◆ ABOUT THIS TASK
Answer these from the critique of a review of manual therapy:
(a) How many high-quality RCTs does the critique say the review had?
(b) According to the quoted 2009 abstract, how many randomized clinical trials met all the inclusion criteria?
(c) What funding source is named for CM at the end of the reviewed article?

*** Opening TEXT PROVIDED ***

For several reasons, I find this review, although technically sound, quite odd.
Why review uncontrolled data when RCTs are available?
How can a qualitative study be rated as high quality for assessing the effectiveness of a therapy?
How can the authors categorically conclude that there were benefits when there were only 4 RCTs of high quality?
Why do they not explain the implications of none of the RCTs being placebo-controlled?
How can anyone pool the results of all types of manual therapies which, as most of us know, are highly diverse?
How can the authors conclude about the safety of manual therapies when most trials failed to report on this issue?
Why do they not point out that this is unethical?
My greatest general concern about this review is the overt lack of critical input. A systematic review is not a means of promoting an intervention but of critically assessing its value. This void of critical thinking is palpable throughout the paper. In the discussion section, for instance, the authors state that “previous systematic reviews from 2012 and 2014 concluded there was favourable but inconclusive and weak evidence for manual therapy for infantile colic. They mention two reviews to back up this claim. They conveniently forget my own review of 2009 (the first on this subject). Why? Perhaps because it did not fit their preconceived ideas? Here is my abstract:
Some chiropractors claim that spinal manipulation is an effective treatment for infant colic. This systematic review was aimed at evaluating the evidence for this claim. Four databases were searched and three randomised clinical trials met all the inclusion criteria. The totality of this evidence fails to demonstrate the effectiveness of this treatment. It is concluded that the above claim is not based on convincing data from rigorous clinical trials.
Towards the end of their paper, the authors state that “this was a comprehensive and rigorously conducted review…” I beg to differ; it turned out to be uncritical and biased, in my view. And at the very end of the article, we learn a possible reason for this phenomenon: “CM had financial support from the National Council for Osteopathic Research from crowd-funded donations.”
(98) Parnell et al was easy to find despite the incomplete reference in the submission. This paper has also been discussed previously. Here is my post on it:
This systematic review is an attempt [at] … evaluating the use of manual therapy for clinical conditions in the paediatric population, assessing the methodological quality of the studies found, and synthesizing findings based on health condition.

*** Closing TEXT PROVIDED ***
*** Opening RECORDED INFORMATION ***

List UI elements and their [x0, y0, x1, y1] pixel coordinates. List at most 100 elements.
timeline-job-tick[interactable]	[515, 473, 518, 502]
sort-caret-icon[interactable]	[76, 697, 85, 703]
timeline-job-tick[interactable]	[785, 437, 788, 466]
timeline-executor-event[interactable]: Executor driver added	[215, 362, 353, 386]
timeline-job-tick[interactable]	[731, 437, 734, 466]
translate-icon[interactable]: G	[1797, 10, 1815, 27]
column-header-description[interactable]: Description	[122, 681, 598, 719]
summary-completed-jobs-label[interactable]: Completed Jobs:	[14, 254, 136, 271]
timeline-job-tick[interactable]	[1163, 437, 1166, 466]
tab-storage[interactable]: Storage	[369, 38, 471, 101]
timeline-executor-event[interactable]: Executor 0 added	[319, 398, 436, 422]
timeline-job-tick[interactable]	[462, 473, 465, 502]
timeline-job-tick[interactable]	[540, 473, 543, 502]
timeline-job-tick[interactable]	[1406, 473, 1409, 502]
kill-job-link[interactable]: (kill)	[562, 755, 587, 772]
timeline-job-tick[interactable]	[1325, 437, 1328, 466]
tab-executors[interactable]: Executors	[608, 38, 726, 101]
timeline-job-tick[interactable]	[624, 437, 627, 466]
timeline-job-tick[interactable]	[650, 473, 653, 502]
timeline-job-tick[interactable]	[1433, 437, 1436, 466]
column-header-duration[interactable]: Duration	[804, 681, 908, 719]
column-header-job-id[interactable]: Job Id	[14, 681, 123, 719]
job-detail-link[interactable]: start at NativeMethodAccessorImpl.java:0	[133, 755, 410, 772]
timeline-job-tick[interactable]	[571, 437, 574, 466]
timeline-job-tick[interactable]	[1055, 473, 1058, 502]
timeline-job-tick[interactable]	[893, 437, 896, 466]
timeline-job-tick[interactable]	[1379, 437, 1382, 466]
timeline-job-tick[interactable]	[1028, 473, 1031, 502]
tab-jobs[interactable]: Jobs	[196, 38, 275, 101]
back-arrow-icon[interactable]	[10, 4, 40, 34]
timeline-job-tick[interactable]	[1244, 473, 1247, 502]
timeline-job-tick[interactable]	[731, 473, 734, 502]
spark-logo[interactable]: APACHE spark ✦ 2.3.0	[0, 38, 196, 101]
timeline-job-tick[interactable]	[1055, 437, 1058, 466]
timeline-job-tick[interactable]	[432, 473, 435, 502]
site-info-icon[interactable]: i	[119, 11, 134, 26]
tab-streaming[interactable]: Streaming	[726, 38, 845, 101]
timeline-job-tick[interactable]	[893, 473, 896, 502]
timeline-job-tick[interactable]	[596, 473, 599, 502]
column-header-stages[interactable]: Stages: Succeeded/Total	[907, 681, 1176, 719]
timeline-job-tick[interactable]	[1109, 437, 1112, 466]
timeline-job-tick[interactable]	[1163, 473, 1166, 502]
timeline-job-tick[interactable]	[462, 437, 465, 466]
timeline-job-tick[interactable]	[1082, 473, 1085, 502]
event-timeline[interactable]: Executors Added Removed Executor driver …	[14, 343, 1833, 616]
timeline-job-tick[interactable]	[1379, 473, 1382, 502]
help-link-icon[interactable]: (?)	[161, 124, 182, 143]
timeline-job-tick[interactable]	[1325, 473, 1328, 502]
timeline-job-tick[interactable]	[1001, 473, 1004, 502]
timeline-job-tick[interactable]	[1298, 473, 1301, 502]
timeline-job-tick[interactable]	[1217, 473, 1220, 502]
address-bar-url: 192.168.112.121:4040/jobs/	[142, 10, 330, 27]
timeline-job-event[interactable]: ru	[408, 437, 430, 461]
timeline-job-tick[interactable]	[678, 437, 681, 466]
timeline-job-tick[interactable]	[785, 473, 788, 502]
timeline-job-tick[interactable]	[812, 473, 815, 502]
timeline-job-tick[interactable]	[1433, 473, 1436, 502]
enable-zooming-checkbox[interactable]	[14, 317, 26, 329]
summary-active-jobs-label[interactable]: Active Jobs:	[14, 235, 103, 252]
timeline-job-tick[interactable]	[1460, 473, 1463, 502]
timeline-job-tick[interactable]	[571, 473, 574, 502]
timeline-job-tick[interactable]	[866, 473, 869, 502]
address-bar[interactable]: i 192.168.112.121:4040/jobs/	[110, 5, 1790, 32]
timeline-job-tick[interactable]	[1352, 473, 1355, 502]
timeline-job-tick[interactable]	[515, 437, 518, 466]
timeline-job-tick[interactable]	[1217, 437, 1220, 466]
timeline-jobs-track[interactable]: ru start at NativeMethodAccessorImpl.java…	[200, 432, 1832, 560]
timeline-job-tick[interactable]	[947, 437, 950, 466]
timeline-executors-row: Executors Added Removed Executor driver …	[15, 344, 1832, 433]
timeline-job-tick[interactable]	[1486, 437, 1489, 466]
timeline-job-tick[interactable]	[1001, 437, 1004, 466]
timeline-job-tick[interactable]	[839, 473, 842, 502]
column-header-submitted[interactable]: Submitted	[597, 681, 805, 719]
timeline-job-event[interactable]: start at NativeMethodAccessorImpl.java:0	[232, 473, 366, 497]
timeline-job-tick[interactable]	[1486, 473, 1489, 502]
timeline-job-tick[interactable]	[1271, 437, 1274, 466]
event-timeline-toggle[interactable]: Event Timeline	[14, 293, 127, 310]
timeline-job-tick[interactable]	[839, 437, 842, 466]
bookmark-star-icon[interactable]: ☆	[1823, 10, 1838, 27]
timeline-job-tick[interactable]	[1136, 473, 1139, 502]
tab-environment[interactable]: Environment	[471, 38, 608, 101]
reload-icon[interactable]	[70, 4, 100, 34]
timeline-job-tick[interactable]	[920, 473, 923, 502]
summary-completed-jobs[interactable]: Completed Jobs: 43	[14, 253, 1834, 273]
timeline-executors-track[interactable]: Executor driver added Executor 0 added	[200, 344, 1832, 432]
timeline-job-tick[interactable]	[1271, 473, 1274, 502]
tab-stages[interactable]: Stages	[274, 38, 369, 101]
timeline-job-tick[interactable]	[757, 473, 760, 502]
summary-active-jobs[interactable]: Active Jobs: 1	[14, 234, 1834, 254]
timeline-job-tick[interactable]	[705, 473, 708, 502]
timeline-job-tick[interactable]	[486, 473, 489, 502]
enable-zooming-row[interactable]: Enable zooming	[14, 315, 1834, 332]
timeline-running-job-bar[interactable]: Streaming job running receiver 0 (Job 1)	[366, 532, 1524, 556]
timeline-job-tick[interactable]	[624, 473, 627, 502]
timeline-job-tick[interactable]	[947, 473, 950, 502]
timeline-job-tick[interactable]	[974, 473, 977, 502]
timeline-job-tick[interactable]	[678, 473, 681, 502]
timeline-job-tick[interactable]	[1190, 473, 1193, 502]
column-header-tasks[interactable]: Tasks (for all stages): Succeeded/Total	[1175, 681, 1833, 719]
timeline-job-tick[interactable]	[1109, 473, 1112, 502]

*** Closing RECORDED INFORMATION ***

◆ REPLY
(a) Four.
(b) Three.
(c) The National Council for Osteopathic Research, from crowd-funded donations.